→ **WRITTEN TASK**
Copy each line in which the string "subtitle" occurs.

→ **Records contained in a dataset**
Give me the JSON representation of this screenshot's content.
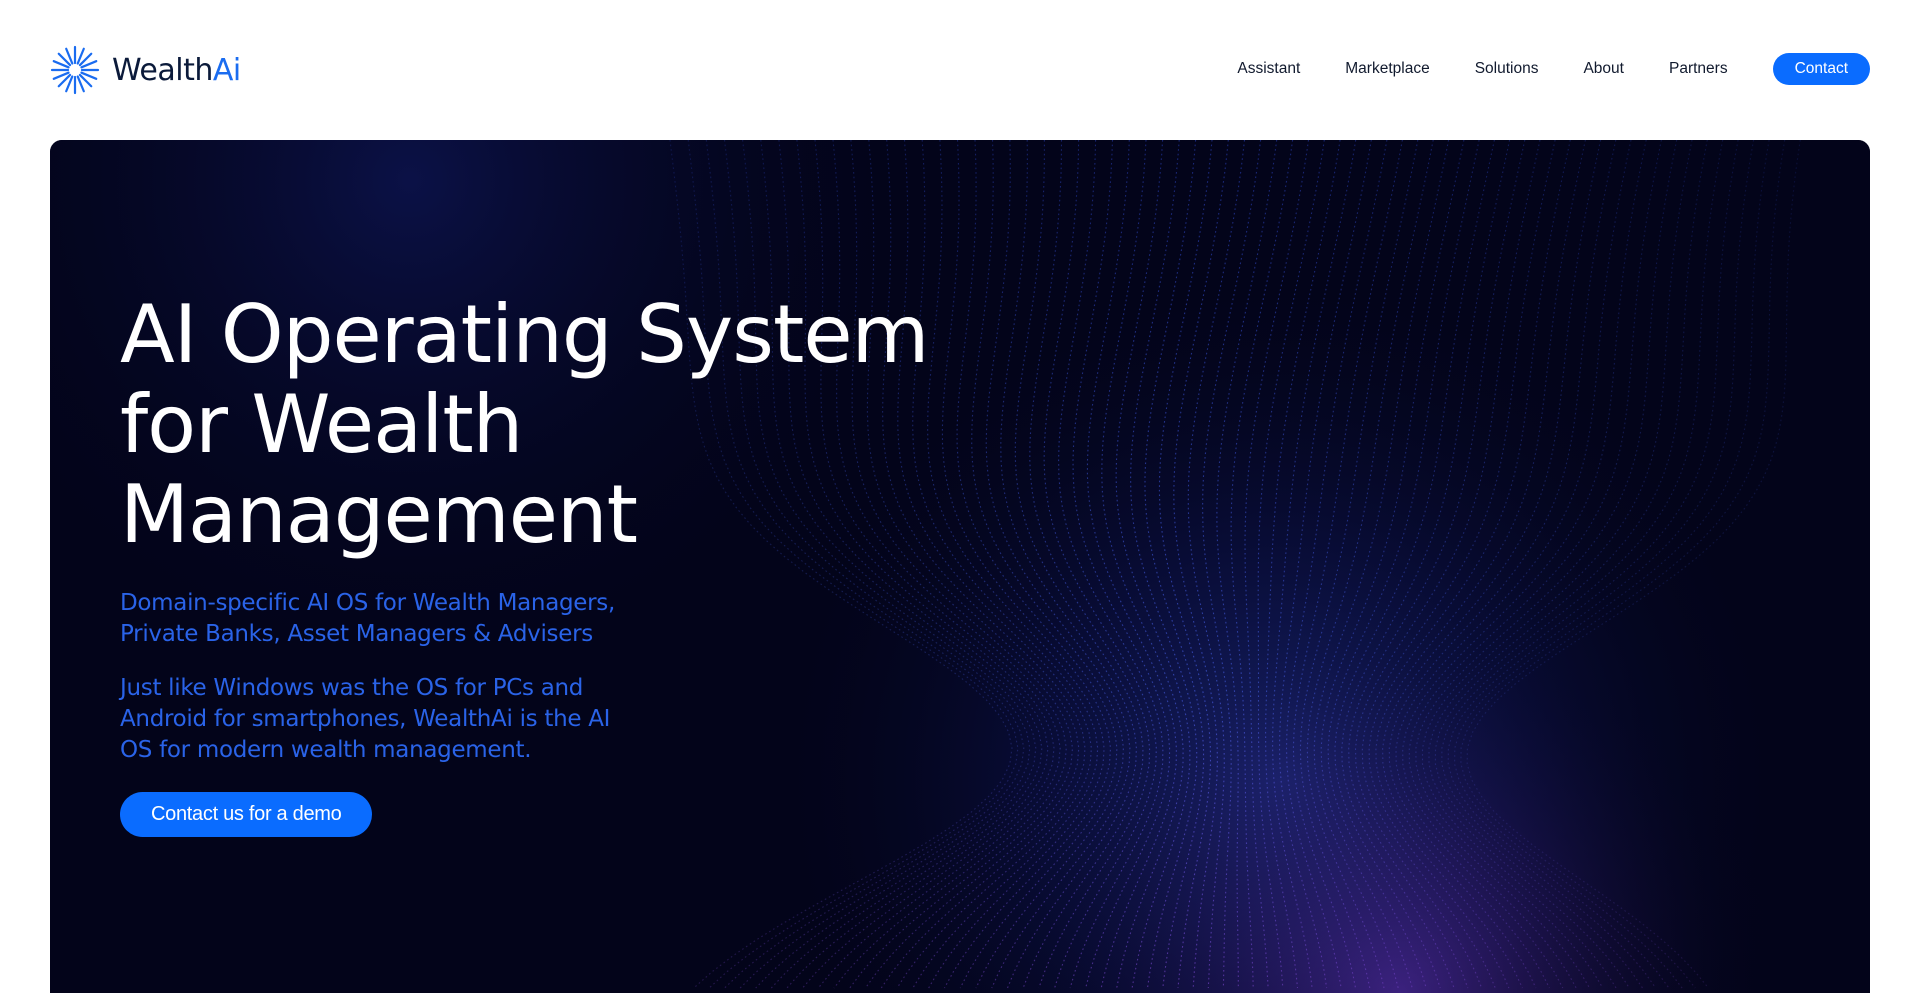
{
  "brand": {
    "name_main": "Wealth",
    "name_accent": "Ai"
  },
  "nav": {
    "items": [
      "Assistant",
      "Marketplace",
      "Solutions",
      "About",
      "Partners"
    ],
    "contact_label": "Contact"
  },
  "hero": {
    "title_line1": "AI Operating System",
    "title_line2": "for Wealth",
    "title_line3": "Management",
    "subtitle": "Domain-specific AI OS for Wealth Managers, Private Banks, Asset Managers & Advisers",
    "description": "Just like Windows was the OS for PCs and Android for smartphones, WealthAi is the AI OS for modern wealth management.",
    "cta_label": "Contact us for a demo"
  },
  "colors": {
    "accent": "#0a6cff",
    "brand_dark": "#0b1a3a",
    "hero_background": "#03041a",
    "hero_text_accent": "#2a63e8"
  },
  "icons": {
    "logo": "starburst-logo-icon"
  }
}
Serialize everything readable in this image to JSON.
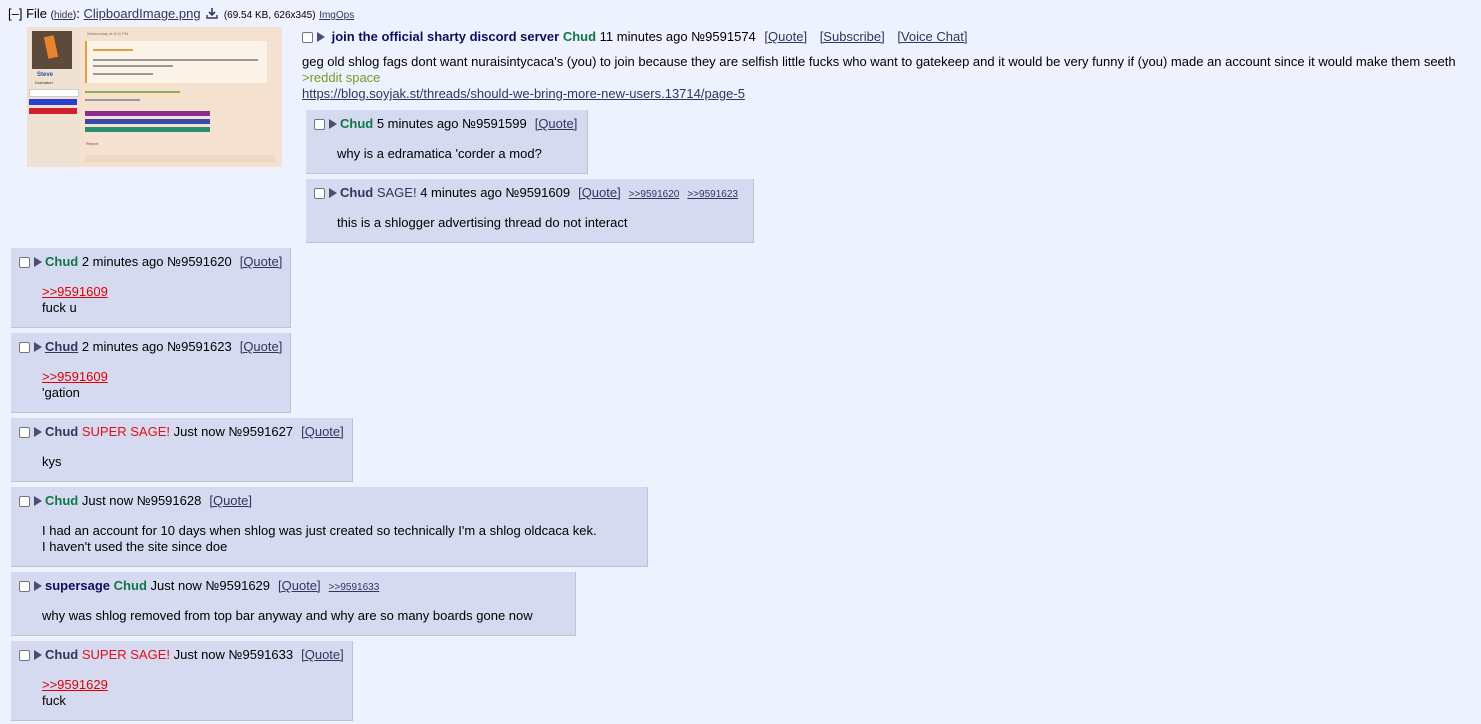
{
  "file": {
    "toggle": "[–]",
    "label": "File",
    "hide": "hide",
    "filename": "ClipboardImage.png",
    "info": "(69.54 KB, 626x345)",
    "imgops": "ImgOps"
  },
  "thumbnail_text": {
    "date": "Wednesday at 8:11 PM",
    "username": "Steve",
    "title": "Dramaturt",
    "quote_line": "I was talking to some nu /qa/ fag about bringing new users to the shlog",
    "green": ">bringing nu/qa/fags to the shlog",
    "reply": "stop stop just stop",
    "report": "Report",
    "footer": "1844 in Something, XXX_SKIBIDISIGMA_XXX, Donald McDonald and 2 others"
  },
  "op": {
    "subject": "join the official sharty discord server",
    "name": "Chud",
    "time": "11 minutes ago",
    "no": "№9591574",
    "quote": "[Quote]",
    "subscribe": "[Subscribe]",
    "voice": "[Voice Chat]",
    "line1": "geg old shlog fags dont want nuraisintycaca's (you) to join because they are selfish little fucks who want to gatekeep and it would be very funny if (you) made an account since it would make them seeth",
    "line2": ">reddit space",
    "line3": "https://blog.soyjak.st/threads/should-we-bring-more-new-users.13714/page-5"
  },
  "posts": [
    {
      "name": "Chud",
      "sage": "",
      "time": "5 minutes ago",
      "no": "№9591599",
      "quote": "[Quote]",
      "backlinks": [],
      "lines": [
        "why is a edramatica 'corder a mod?"
      ]
    },
    {
      "name": "Chud",
      "sage": "SAGE!",
      "time": "4 minutes ago",
      "no": "№9591609",
      "quote": "[Quote]",
      "backlinks": [
        ">>9591620",
        ">>9591623"
      ],
      "lines": [
        "this is a shlogger advertising thread do not interact"
      ]
    },
    {
      "name": "Chud",
      "sage": "",
      "time": "2 minutes ago",
      "no": "№9591620",
      "quote": "[Quote]",
      "backlinks": [],
      "reply": ">>9591609",
      "lines": [
        "fuck u"
      ]
    },
    {
      "name": "Chud",
      "sage": "",
      "time": "2 minutes ago",
      "no": "№9591623",
      "quote": "[Quote]",
      "backlinks": [],
      "reply": ">>9591609",
      "lines": [
        "'gation"
      ]
    },
    {
      "name": "Chud",
      "sage": "SUPER SAGE!",
      "time": "Just now",
      "no": "№9591627",
      "quote": "[Quote]",
      "backlinks": [],
      "lines": [
        "kys"
      ]
    },
    {
      "name": "Chud",
      "sage": "",
      "time": "Just now",
      "no": "№9591628",
      "quote": "[Quote]",
      "backlinks": [],
      "lines": [
        "I had an account for 10 days when shlog was just created so technically I'm a shlog oldcaca kek.",
        "I haven't used the site since doe"
      ]
    },
    {
      "subject": "supersage",
      "name": "Chud",
      "sage": "",
      "time": "Just now",
      "no": "№9591629",
      "quote": "[Quote]",
      "backlinks": [
        ">>9591633"
      ],
      "lines": [
        "why was shlog removed from top bar anyway and why are so many boards gone now"
      ]
    },
    {
      "name": "Chud",
      "sage": "SUPER SAGE!",
      "time": "Just now",
      "no": "№9591633",
      "quote": "[Quote]",
      "backlinks": [],
      "reply": ">>9591629",
      "lines": [
        "fuck"
      ]
    }
  ],
  "colors": {
    "background": "#eef2ff",
    "post_bg": "#d6daf0",
    "name_green": "#117743",
    "subject_blue": "#0f0c5d",
    "supersage_red": "#e0101a",
    "quotelink_red": "#dd0000",
    "greentext": "#789922"
  }
}
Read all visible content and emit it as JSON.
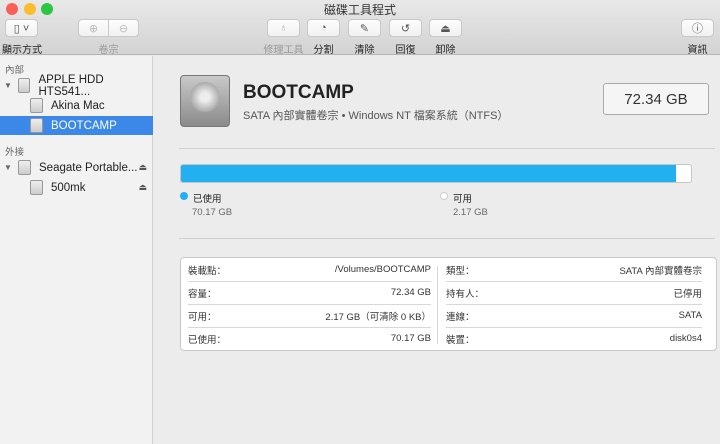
{
  "window": {
    "title": "磁碟工具程式"
  },
  "toolbar": {
    "view": "顯示方式",
    "volume": "卷宗",
    "first_aid": "修理工具",
    "partition": "分割",
    "erase": "清除",
    "restore": "回復",
    "unmount": "卸除",
    "info": "資訊"
  },
  "sidebar": {
    "internal_label": "內部",
    "external_label": "外接",
    "items": [
      {
        "label": "APPLE HDD HTS541..."
      },
      {
        "label": "Akina Mac"
      },
      {
        "label": "BOOTCAMP"
      },
      {
        "label": "Seagate Portable..."
      },
      {
        "label": "500mk"
      }
    ]
  },
  "volume": {
    "name": "BOOTCAMP",
    "subtitle": "SATA 內部實體卷宗 • Windows NT 檔案系統（NTFS）",
    "capacity": "72.34 GB",
    "usage": {
      "used_fraction": 0.97,
      "used_label": "已使用",
      "used_value": "70.17 GB",
      "free_label": "可用",
      "free_value": "2.17 GB",
      "used_color": "#22b0f0"
    },
    "details": {
      "left": [
        {
          "k": "裝載點：",
          "v": "/Volumes/BOOTCAMP"
        },
        {
          "k": "容量：",
          "v": "72.34 GB"
        },
        {
          "k": "可用：",
          "v": "2.17 GB（可清除 0 KB）"
        },
        {
          "k": "已使用：",
          "v": "70.17 GB"
        }
      ],
      "right": [
        {
          "k": "類型：",
          "v": "SATA 內部實體卷宗"
        },
        {
          "k": "持有人：",
          "v": "已停用"
        },
        {
          "k": "連線：",
          "v": "SATA"
        },
        {
          "k": "裝置：",
          "v": "disk0s4"
        }
      ]
    }
  }
}
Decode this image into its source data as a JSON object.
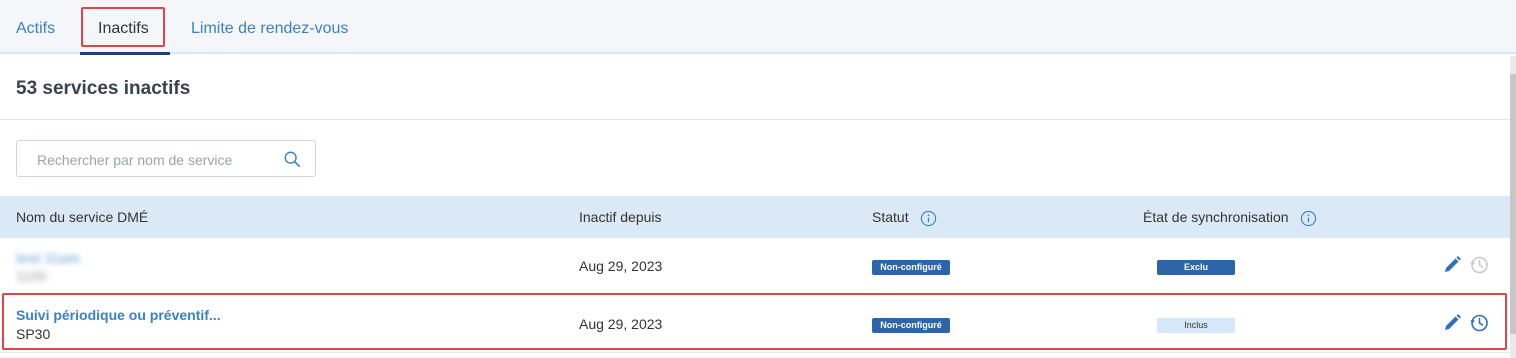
{
  "tabs": [
    {
      "label": "Actifs"
    },
    {
      "label": "Inactifs"
    },
    {
      "label": "Limite de rendez-vous"
    }
  ],
  "page": {
    "title": "53 services inactifs"
  },
  "search": {
    "placeholder": "Rechercher par nom de service",
    "value": ""
  },
  "table": {
    "headers": {
      "name": "Nom du service DMÉ",
      "inactive_since": "Inactif depuis",
      "status": "Statut",
      "sync": "État de synchronisation"
    },
    "rows": [
      {
        "name": "test 11am",
        "code": "1100",
        "inactive_since": "Aug 29, 2023",
        "status": "Non-configuré",
        "sync": "Exclu"
      },
      {
        "name": "Suivi périodique ou préventif...",
        "code": "SP30",
        "inactive_since": "Aug 29, 2023",
        "status": "Non-configuré",
        "sync": "Inclus"
      }
    ]
  },
  "colors": {
    "accent": "#3b82c4",
    "header_bg": "#dbe9f6",
    "badge_dark": "#2e64a8",
    "badge_light": "#d5e7f8",
    "highlight": "#e0454b"
  },
  "icons": {
    "search": "search-icon",
    "info": "info-icon",
    "edit": "pencil-icon",
    "history": "history-icon"
  }
}
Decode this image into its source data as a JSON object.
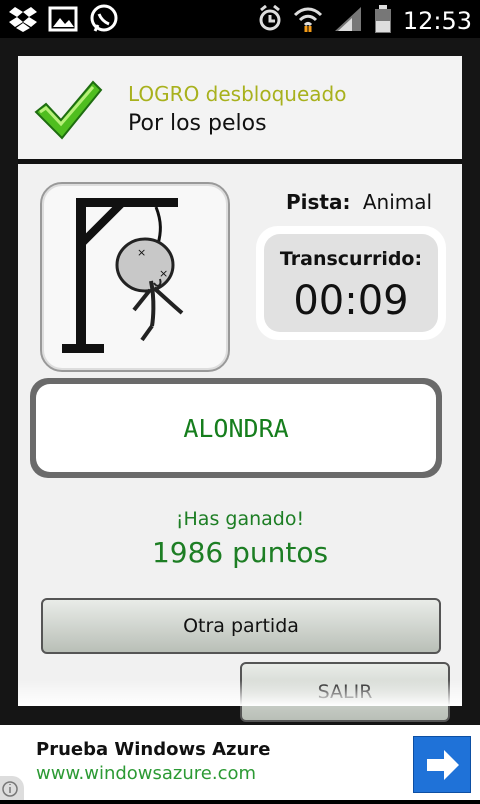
{
  "status_bar": {
    "time": "12:53",
    "left_icons": [
      "dropbox-icon",
      "image-icon",
      "whatsapp-icon"
    ],
    "right_icons": [
      "alarm-icon",
      "wifi-icon",
      "signal-icon",
      "battery-icon"
    ]
  },
  "achievement": {
    "title": "LOGRO desbloqueado",
    "name": "Por los pelos"
  },
  "game": {
    "hint_label": "Pista:",
    "hint_value": "Animal",
    "elapsed_label": "Transcurrido:",
    "elapsed_value": "00:09",
    "word": "ALONDRA",
    "result_text": "¡Has ganado!",
    "score_text": "1986 puntos"
  },
  "buttons": {
    "new_game": "Otra partida",
    "exit": "SALIR"
  },
  "ad": {
    "title": "Prueba Windows Azure",
    "url": "www.windowsazure.com"
  },
  "colors": {
    "accent_green": "#1d7e24",
    "achievement_title": "#a8b11d",
    "ad_button": "#1f72d8"
  }
}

→ **CORRECT RESPONSE**
    "subtitle": "Domain-specific AI OS for Wealth Managers, Private Banks, Asset Managers & Advisers",
    "subtitle": "SATA 內部實體卷宗 • Windows NT 檔案系統（NTFS）",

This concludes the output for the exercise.